STATED GOAL ->
Only lines with the string "Control" matter here; gather them from the material below.

STORED RECORDS ->
========================================================================
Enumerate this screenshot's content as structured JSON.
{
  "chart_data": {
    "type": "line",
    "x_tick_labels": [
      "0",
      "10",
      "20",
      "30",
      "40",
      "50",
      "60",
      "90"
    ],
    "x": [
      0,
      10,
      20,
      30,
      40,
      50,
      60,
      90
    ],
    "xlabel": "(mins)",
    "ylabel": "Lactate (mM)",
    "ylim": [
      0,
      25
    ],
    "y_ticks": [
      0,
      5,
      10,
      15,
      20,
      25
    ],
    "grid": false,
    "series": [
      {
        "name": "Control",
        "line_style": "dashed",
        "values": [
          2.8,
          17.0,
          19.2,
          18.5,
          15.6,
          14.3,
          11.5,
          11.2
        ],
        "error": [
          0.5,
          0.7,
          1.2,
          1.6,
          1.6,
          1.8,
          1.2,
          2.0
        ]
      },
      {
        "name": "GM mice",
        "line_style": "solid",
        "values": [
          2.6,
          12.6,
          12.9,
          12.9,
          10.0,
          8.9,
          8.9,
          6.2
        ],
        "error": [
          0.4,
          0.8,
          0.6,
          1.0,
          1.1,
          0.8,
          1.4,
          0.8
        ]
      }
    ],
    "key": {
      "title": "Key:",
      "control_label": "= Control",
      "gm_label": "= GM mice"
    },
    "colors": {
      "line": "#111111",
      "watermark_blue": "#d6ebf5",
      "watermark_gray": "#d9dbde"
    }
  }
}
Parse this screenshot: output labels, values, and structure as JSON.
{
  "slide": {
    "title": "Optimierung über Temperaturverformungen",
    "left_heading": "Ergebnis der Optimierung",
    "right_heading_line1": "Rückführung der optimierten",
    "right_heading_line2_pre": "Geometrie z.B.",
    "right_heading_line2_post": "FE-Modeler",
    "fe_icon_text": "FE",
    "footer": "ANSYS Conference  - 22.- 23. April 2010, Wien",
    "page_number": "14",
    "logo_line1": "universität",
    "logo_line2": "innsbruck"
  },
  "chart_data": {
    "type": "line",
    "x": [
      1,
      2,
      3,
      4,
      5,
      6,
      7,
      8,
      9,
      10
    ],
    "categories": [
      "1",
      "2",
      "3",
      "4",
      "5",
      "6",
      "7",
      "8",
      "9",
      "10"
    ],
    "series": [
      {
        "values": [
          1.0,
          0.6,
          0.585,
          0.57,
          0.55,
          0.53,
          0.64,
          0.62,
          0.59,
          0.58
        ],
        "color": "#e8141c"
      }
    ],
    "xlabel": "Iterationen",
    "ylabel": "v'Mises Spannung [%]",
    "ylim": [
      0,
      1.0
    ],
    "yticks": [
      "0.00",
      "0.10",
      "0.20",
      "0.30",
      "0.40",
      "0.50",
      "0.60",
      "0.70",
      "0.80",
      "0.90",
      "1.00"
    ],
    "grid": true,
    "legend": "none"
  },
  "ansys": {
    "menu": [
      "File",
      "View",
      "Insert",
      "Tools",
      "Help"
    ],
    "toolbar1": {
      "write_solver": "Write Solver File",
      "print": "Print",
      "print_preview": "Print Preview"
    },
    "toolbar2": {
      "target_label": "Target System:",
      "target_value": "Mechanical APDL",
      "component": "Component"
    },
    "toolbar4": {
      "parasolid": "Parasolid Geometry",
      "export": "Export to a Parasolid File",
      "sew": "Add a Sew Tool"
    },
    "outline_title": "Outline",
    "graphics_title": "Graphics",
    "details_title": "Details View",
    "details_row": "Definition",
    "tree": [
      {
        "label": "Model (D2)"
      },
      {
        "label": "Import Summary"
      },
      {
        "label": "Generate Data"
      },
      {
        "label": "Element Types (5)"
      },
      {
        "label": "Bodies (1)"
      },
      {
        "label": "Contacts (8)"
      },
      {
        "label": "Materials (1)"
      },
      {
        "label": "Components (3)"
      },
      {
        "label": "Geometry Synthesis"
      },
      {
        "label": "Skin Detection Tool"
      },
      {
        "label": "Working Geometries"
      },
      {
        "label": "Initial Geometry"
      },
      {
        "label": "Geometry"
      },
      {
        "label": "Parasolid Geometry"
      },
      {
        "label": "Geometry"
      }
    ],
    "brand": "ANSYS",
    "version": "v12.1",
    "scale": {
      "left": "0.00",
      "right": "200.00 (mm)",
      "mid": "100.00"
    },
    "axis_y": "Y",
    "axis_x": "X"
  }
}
========================================================================
RESPONSE TO THIS EXERCISE ->
        "name": "Control",
      "control_label": "= Control",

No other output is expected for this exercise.